begin

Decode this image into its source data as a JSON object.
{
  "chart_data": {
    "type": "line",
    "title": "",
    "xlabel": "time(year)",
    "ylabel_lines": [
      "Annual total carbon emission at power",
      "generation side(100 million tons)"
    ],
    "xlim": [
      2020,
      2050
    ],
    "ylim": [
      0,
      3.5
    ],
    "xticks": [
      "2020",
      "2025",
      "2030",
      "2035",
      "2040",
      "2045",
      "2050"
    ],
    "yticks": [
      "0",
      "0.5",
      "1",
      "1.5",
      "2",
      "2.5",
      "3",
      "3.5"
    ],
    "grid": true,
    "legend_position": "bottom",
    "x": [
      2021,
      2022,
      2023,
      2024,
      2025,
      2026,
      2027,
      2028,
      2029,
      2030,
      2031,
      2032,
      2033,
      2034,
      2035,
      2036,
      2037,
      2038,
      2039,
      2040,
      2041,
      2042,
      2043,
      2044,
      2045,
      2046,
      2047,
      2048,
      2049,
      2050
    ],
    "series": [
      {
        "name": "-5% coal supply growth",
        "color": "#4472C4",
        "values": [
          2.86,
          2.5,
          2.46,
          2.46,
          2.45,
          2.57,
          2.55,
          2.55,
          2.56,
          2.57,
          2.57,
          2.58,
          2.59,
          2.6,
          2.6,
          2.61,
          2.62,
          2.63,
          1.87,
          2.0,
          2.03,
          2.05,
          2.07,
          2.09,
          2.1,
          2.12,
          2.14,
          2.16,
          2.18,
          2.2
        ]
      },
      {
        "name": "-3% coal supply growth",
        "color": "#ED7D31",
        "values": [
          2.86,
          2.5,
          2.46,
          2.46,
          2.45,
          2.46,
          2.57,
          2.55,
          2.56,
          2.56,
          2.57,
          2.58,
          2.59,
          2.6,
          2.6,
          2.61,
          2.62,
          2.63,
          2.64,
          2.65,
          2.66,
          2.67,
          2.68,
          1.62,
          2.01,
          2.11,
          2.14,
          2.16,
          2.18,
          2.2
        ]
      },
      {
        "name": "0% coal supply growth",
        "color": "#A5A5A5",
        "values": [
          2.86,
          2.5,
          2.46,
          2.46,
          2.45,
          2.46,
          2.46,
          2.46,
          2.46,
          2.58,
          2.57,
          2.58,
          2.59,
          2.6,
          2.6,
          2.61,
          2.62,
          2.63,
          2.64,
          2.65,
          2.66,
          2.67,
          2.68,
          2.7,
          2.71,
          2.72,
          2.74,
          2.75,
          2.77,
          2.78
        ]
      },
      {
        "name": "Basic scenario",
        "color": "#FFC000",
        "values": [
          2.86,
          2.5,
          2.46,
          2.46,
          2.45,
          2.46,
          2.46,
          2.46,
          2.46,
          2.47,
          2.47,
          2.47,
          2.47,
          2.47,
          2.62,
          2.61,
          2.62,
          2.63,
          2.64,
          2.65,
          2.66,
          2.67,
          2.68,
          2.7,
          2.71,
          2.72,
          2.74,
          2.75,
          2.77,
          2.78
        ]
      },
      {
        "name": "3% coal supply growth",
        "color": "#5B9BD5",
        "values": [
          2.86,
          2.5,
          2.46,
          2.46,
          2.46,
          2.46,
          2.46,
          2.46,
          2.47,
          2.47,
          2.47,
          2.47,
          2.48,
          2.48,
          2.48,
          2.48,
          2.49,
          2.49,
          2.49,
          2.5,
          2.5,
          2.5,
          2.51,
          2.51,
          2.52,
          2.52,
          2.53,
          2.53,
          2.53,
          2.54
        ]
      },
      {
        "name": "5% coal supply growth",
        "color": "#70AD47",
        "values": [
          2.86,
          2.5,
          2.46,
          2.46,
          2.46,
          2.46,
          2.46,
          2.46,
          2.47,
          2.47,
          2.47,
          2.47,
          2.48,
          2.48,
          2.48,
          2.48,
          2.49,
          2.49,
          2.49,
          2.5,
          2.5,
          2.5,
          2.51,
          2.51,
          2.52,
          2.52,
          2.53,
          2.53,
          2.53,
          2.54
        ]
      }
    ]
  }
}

end

### Problem to solve
Within the material above, find the lines that contain the word "coal"; copy them.

### Answer to the exercise
        "name": "-5% coal supply growth",
        "name": "-3% coal supply growth",
        "name": "0% coal supply growth",
        "name": "3% coal supply growth",
        "name": "5% coal supply growth",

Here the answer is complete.